Dataset entries:
———

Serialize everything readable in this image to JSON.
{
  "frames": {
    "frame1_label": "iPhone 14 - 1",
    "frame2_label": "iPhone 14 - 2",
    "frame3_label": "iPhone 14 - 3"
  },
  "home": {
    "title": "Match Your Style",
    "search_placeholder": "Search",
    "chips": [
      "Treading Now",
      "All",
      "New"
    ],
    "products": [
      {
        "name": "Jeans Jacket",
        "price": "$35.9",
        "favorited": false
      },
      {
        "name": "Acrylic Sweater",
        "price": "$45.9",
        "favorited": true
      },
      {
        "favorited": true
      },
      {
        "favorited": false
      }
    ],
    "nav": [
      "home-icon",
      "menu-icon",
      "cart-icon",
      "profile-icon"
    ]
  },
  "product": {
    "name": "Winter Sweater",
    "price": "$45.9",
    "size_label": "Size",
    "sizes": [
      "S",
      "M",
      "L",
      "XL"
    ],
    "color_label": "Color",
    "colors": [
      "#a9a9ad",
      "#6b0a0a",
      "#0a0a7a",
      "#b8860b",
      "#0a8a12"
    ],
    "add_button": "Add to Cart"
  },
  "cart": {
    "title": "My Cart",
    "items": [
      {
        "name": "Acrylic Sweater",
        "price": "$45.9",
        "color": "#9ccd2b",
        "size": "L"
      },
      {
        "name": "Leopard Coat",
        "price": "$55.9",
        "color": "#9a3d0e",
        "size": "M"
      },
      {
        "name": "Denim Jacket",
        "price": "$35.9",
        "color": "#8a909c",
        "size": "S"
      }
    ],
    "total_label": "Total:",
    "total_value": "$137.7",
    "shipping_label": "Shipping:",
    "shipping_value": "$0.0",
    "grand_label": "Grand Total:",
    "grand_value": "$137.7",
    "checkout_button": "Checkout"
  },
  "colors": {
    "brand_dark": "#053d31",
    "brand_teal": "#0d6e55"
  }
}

———

**THE PROBLEM**
Make an exact copy of the material above.

**SOLUTION**
Serialize everything readable in this image to JSON.
{
  "frames": {
    "frame1_label": "iPhone 14 - 1",
    "frame2_label": "iPhone 14 - 2",
    "frame3_label": "iPhone 14 - 3"
  },
  "home": {
    "title": "Match Your Style",
    "search_placeholder": "Search",
    "chips": [
      "Treading Now",
      "All",
      "New"
    ],
    "products": [
      {
        "name": "Jeans Jacket",
        "price": "$35.9",
        "favorited": false
      },
      {
        "name": "Acrylic Sweater",
        "price": "$45.9",
        "favorited": true
      },
      {
        "favorited": true
      },
      {
        "favorited": false
      }
    ],
    "nav": [
      "home-icon",
      "menu-icon",
      "cart-icon",
      "profile-icon"
    ]
  },
  "product": {
    "name": "Winter Sweater",
    "price": "$45.9",
    "size_label": "Size",
    "sizes": [
      "S",
      "M",
      "L",
      "XL"
    ],
    "color_label": "Color",
    "colors": [
      "#a9a9ad",
      "#6b0a0a",
      "#0a0a7a",
      "#b8860b",
      "#0a8a12"
    ],
    "add_button": "Add to Cart"
  },
  "cart": {
    "title": "My Cart",
    "items": [
      {
        "name": "Acrylic Sweater",
        "price": "$45.9",
        "color": "#9ccd2b",
        "size": "L"
      },
      {
        "name": "Leopard Coat",
        "price": "$55.9",
        "color": "#9a3d0e",
        "size": "M"
      },
      {
        "name": "Denim Jacket",
        "price": "$35.9",
        "color": "#8a909c",
        "size": "S"
      }
    ],
    "total_label": "Total:",
    "total_value": "$137.7",
    "shipping_label": "Shipping:",
    "shipping_value": "$0.0",
    "grand_label": "Grand Total:",
    "grand_value": "$137.7",
    "checkout_button": "Checkout"
  },
  "colors": {
    "brand_dark": "#053d31",
    "brand_teal": "#0d6e55"
  }
}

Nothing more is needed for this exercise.